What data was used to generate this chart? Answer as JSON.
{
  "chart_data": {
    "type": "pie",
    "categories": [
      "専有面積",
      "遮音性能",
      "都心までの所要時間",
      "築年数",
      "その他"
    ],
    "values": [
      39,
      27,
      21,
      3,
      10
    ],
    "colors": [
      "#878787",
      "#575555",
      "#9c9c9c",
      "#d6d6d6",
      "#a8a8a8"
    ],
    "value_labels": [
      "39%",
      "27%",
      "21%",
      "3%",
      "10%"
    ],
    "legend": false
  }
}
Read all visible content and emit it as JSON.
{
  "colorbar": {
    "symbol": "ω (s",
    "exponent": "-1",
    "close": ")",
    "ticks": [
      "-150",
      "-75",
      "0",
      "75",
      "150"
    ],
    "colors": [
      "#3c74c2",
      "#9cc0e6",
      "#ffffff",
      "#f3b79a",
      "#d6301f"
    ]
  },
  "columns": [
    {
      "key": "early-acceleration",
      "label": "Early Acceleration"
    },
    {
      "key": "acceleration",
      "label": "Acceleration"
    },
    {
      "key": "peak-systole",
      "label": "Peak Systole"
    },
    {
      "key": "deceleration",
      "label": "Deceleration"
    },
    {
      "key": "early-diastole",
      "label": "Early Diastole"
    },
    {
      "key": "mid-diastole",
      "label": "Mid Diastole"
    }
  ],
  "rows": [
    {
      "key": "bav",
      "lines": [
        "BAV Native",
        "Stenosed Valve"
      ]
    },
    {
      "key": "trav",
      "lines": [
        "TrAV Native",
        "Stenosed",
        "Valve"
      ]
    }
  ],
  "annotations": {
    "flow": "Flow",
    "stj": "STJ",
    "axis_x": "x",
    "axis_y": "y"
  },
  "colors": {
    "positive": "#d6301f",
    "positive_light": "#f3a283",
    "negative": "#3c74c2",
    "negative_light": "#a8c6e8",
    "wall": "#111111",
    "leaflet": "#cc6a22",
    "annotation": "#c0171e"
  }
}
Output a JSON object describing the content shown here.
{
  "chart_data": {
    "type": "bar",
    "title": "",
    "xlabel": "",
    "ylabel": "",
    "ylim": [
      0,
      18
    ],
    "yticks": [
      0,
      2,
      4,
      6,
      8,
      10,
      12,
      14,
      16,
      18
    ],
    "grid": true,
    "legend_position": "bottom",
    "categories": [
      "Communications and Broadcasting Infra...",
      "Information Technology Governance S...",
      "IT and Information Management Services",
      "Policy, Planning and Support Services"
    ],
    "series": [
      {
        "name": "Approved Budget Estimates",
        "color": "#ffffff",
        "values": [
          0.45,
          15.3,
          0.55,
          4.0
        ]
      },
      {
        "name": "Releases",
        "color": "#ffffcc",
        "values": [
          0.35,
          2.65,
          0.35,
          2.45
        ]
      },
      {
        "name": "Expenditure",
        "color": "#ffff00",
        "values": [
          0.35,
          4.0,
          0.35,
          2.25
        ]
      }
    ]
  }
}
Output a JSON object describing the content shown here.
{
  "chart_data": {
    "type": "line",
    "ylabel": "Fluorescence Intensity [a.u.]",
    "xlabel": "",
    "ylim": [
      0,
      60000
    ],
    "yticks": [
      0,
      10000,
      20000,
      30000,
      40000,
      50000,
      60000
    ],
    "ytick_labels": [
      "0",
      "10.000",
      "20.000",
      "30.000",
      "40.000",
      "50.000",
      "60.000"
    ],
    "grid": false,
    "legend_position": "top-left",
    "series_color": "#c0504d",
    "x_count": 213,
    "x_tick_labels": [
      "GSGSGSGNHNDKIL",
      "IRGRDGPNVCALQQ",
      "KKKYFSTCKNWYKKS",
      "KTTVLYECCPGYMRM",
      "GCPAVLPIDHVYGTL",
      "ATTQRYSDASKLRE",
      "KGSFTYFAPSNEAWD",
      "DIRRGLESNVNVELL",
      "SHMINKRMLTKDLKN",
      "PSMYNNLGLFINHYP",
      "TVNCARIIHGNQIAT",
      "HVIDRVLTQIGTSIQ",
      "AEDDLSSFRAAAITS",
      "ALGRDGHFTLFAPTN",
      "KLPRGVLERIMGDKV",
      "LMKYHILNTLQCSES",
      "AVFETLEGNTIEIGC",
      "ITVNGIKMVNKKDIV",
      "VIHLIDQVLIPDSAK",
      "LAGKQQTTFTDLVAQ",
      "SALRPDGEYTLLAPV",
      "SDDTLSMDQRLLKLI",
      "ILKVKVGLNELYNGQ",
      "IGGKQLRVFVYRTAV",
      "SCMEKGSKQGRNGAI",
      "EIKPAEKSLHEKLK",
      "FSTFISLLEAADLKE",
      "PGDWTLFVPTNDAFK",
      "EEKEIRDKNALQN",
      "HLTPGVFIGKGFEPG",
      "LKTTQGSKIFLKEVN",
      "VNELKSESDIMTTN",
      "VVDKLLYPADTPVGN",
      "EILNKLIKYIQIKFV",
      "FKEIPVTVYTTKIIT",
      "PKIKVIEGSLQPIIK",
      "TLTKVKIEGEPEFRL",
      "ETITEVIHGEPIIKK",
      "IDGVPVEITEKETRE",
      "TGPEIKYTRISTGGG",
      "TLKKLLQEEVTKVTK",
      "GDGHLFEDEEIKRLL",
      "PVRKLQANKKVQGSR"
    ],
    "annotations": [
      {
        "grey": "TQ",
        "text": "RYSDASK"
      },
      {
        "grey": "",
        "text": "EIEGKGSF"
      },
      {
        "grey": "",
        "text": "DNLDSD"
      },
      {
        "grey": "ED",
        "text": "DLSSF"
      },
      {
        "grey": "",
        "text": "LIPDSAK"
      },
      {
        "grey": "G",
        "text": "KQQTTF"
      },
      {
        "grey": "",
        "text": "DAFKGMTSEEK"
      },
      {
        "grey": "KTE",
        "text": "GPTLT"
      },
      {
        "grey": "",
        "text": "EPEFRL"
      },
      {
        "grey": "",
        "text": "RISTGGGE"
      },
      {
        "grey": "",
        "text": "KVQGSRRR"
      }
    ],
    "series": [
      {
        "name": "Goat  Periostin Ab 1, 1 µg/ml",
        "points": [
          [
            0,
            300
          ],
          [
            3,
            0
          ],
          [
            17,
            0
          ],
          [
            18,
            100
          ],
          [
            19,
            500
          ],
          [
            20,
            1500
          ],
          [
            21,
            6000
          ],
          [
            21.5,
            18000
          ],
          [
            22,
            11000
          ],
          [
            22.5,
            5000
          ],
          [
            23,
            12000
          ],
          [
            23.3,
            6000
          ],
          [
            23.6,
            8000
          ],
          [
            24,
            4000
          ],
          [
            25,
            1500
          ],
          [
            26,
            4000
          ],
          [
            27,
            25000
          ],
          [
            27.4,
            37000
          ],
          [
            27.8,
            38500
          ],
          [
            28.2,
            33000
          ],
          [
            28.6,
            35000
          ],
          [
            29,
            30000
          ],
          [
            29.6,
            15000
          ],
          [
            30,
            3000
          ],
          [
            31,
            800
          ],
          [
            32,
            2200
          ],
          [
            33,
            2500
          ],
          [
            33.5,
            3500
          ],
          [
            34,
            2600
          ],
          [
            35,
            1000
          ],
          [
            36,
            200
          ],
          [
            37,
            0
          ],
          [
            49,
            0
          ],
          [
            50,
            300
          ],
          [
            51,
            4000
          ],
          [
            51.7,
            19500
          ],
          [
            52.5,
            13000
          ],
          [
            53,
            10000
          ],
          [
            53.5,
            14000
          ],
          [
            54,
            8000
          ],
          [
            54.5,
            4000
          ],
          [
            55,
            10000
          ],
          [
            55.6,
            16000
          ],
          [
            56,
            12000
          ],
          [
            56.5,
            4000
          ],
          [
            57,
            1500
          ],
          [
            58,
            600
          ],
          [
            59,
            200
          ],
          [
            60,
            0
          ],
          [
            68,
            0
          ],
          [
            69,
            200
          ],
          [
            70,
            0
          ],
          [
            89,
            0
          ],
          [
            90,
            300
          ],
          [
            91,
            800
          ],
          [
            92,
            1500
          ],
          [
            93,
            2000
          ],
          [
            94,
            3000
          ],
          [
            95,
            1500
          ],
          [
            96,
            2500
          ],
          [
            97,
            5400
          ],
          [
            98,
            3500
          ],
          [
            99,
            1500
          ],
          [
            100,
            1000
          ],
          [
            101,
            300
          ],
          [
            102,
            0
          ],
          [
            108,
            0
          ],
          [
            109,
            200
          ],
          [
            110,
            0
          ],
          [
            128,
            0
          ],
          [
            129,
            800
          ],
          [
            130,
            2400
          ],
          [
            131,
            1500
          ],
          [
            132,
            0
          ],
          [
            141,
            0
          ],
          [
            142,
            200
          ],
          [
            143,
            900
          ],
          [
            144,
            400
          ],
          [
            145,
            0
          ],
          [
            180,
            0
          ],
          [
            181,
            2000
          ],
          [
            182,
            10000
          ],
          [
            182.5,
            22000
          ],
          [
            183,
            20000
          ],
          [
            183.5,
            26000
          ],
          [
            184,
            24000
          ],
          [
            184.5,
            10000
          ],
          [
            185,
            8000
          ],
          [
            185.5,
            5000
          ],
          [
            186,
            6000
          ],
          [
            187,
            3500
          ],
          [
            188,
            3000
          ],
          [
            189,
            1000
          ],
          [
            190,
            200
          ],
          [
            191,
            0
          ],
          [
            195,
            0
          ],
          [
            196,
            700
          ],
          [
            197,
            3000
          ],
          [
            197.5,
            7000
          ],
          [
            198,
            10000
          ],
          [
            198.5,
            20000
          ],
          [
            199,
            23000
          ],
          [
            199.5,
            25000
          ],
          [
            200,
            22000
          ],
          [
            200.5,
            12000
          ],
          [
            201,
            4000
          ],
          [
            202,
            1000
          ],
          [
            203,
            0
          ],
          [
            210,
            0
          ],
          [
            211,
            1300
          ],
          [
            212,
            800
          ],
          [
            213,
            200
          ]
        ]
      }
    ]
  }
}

Aim:
Copy every line of the entries above in which "Information" occurs.

Task response:
      "Information Technology Governance S...",
      "IT and Information Management Services",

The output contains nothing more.